== Task material ==

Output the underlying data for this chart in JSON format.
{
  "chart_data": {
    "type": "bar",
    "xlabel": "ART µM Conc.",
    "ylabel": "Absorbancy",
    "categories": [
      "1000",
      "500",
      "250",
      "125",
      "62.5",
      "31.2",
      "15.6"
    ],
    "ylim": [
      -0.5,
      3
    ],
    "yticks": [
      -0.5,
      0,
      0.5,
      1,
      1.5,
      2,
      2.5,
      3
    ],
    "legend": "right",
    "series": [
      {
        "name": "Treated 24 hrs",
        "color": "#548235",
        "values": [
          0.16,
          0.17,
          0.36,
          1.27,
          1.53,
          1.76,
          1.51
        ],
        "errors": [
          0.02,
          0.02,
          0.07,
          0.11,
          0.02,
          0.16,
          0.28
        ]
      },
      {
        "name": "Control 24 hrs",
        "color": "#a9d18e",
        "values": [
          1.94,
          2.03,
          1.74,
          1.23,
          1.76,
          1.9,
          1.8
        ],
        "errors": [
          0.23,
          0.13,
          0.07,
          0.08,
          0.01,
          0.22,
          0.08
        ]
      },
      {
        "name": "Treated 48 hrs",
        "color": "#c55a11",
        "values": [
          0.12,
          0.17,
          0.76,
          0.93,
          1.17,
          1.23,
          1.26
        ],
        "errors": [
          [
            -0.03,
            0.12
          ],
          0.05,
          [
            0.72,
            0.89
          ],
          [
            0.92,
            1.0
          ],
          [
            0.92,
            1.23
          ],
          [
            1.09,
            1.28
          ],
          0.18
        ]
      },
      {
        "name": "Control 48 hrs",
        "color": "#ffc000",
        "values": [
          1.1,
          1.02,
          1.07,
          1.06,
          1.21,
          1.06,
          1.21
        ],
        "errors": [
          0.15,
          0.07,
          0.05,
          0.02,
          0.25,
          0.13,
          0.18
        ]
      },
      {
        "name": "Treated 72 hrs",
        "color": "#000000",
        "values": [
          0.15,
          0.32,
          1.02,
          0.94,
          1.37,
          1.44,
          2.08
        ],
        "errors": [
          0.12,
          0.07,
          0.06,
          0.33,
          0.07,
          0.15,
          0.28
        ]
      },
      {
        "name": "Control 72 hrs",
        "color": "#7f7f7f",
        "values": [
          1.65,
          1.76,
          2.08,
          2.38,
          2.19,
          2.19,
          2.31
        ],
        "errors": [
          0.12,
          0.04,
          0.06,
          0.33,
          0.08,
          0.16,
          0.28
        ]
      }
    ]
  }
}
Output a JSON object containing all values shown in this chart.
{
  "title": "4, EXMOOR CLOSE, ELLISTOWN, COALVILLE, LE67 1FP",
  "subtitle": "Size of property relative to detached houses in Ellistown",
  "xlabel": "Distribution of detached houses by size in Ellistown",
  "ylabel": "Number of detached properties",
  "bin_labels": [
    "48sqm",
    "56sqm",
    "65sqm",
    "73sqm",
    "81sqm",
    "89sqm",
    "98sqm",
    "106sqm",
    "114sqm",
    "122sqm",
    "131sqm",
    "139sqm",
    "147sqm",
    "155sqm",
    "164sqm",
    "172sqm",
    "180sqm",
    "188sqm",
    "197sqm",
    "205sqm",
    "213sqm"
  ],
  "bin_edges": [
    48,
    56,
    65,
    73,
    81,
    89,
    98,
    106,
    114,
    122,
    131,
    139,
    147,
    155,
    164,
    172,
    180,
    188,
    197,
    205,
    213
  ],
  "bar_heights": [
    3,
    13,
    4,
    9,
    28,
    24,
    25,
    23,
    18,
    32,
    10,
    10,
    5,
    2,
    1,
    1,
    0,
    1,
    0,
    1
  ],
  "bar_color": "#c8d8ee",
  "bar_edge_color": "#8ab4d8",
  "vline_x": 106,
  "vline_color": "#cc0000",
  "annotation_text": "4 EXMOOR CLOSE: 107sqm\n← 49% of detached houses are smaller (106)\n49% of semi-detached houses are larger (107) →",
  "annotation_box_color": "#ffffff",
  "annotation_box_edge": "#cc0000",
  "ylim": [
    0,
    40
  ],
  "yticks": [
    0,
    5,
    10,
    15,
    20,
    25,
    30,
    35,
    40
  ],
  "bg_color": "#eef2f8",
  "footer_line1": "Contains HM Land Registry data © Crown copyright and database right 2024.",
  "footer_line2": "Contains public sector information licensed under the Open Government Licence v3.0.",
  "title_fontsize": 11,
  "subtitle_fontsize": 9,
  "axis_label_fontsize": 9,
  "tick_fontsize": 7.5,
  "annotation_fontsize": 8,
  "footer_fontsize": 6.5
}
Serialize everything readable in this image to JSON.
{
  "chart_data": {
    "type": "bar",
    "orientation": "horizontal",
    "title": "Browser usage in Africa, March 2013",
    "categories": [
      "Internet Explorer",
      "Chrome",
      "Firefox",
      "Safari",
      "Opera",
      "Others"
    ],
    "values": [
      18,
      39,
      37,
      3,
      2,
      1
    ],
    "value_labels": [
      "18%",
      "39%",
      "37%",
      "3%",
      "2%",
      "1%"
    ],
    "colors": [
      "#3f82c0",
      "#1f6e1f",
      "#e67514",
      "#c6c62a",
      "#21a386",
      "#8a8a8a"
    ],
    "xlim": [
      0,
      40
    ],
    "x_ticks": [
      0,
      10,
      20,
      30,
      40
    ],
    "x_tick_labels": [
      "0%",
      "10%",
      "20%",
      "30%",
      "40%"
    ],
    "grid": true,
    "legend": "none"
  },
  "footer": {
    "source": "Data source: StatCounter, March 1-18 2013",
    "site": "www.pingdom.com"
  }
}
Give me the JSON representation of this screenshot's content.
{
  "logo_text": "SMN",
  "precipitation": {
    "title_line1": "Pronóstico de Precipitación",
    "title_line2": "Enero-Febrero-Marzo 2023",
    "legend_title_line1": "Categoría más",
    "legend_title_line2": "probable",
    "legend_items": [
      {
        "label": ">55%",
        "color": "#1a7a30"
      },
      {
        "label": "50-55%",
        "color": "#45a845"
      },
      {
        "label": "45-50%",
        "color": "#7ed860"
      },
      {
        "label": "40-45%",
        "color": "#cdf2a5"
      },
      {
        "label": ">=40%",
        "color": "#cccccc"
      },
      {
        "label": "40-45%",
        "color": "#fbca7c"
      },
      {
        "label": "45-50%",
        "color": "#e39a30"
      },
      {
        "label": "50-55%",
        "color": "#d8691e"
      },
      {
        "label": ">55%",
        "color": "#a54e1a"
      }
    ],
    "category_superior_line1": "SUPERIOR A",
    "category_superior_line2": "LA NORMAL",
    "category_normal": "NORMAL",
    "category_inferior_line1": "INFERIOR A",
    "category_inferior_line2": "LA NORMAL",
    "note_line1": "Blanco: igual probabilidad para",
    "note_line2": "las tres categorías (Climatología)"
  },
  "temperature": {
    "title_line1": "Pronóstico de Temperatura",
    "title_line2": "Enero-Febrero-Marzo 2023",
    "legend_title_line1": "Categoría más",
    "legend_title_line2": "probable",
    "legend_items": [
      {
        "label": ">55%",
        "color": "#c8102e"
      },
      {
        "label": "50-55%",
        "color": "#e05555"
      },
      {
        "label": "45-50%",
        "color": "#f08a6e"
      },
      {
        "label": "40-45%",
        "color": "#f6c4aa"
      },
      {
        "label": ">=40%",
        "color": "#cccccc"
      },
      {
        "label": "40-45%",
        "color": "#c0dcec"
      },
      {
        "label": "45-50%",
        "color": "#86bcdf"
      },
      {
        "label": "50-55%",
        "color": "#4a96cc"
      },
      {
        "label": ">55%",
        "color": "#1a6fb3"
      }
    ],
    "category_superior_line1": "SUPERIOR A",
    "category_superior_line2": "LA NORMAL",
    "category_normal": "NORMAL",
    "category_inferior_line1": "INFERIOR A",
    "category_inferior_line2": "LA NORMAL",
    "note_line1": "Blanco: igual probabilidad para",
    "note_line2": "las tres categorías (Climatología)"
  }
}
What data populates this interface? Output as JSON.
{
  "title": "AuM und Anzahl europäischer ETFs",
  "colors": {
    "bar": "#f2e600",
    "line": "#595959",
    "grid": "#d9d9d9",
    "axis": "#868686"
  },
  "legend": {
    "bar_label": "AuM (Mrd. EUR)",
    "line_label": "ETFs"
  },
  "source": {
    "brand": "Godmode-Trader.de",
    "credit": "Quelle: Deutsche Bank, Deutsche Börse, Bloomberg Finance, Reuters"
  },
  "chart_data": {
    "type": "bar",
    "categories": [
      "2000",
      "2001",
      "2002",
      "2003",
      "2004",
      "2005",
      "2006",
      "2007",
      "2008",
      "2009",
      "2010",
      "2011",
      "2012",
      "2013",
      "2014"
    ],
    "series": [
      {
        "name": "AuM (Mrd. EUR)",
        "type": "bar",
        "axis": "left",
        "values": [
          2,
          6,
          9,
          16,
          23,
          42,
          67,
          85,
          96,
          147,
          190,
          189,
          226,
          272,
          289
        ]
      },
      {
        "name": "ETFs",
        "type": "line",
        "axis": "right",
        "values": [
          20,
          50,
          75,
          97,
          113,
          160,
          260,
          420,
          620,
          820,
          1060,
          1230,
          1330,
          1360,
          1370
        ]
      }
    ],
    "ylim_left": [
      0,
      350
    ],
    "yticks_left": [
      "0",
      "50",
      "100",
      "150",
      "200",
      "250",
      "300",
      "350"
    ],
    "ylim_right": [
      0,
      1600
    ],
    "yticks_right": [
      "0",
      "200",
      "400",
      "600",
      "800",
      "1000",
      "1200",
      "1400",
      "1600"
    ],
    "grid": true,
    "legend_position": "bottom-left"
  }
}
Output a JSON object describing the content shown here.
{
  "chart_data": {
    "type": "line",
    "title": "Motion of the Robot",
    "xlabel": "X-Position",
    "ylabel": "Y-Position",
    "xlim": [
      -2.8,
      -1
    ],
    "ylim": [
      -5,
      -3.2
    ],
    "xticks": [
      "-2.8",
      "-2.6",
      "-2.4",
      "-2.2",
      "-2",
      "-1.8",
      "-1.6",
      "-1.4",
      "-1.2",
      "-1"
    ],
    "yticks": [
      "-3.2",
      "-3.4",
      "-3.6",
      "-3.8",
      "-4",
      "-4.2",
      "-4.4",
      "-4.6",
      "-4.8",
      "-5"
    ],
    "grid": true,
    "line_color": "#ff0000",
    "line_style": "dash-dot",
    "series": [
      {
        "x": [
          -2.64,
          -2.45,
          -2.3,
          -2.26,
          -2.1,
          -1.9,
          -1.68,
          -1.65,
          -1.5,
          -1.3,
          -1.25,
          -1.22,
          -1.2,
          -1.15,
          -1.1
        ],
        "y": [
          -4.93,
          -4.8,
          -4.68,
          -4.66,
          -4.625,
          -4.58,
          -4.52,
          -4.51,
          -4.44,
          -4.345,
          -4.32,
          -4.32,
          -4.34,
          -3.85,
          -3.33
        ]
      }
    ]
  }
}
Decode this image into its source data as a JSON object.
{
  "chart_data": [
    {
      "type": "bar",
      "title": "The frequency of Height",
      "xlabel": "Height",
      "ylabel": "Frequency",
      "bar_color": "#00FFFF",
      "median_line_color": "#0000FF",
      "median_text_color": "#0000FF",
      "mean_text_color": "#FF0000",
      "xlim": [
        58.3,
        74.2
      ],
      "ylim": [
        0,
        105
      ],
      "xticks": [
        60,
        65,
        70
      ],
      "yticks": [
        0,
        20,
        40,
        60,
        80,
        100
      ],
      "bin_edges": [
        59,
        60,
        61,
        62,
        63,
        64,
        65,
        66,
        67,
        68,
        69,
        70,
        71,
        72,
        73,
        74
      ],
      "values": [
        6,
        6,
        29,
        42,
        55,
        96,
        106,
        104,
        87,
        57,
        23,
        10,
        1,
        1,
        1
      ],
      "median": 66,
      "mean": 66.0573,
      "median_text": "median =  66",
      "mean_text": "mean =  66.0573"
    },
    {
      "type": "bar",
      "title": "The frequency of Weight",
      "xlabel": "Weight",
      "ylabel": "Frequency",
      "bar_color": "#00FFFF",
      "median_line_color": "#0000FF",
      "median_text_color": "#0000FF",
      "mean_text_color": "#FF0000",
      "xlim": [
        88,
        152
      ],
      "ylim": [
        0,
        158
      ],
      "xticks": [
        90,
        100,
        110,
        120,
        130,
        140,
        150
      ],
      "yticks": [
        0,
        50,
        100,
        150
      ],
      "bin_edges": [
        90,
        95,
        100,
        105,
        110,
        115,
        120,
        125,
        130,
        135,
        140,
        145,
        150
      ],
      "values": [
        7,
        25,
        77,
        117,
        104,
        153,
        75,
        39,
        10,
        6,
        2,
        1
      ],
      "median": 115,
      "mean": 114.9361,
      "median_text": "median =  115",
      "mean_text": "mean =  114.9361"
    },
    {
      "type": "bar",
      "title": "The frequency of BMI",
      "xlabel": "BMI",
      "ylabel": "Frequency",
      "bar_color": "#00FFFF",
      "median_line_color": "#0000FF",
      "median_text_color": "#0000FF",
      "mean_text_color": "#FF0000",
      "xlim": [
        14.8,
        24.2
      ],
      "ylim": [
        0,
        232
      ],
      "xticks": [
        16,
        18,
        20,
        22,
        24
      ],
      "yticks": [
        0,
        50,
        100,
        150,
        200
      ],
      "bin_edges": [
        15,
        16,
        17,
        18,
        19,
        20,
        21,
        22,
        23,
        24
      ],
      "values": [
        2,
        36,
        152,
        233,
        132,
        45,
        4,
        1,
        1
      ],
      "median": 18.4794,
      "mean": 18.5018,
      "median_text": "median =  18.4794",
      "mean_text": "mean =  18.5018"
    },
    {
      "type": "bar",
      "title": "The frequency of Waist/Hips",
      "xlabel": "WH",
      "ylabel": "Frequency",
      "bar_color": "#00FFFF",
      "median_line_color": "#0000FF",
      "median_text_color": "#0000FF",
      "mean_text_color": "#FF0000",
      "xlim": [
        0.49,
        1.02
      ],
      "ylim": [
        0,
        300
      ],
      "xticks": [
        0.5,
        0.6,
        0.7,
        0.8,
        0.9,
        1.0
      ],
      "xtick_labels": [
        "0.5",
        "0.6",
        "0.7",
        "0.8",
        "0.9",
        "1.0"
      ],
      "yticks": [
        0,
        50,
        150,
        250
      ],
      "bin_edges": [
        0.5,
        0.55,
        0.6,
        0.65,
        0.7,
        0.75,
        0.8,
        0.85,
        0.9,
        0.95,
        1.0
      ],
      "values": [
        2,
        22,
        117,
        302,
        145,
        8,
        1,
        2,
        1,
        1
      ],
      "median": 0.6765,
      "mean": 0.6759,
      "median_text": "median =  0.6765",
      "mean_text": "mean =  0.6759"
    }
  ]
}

===

◆ Work required ◆
Your answer should be a single number: the count of lines containing the word "Treated".

◆ Answer to the exercise ◆
3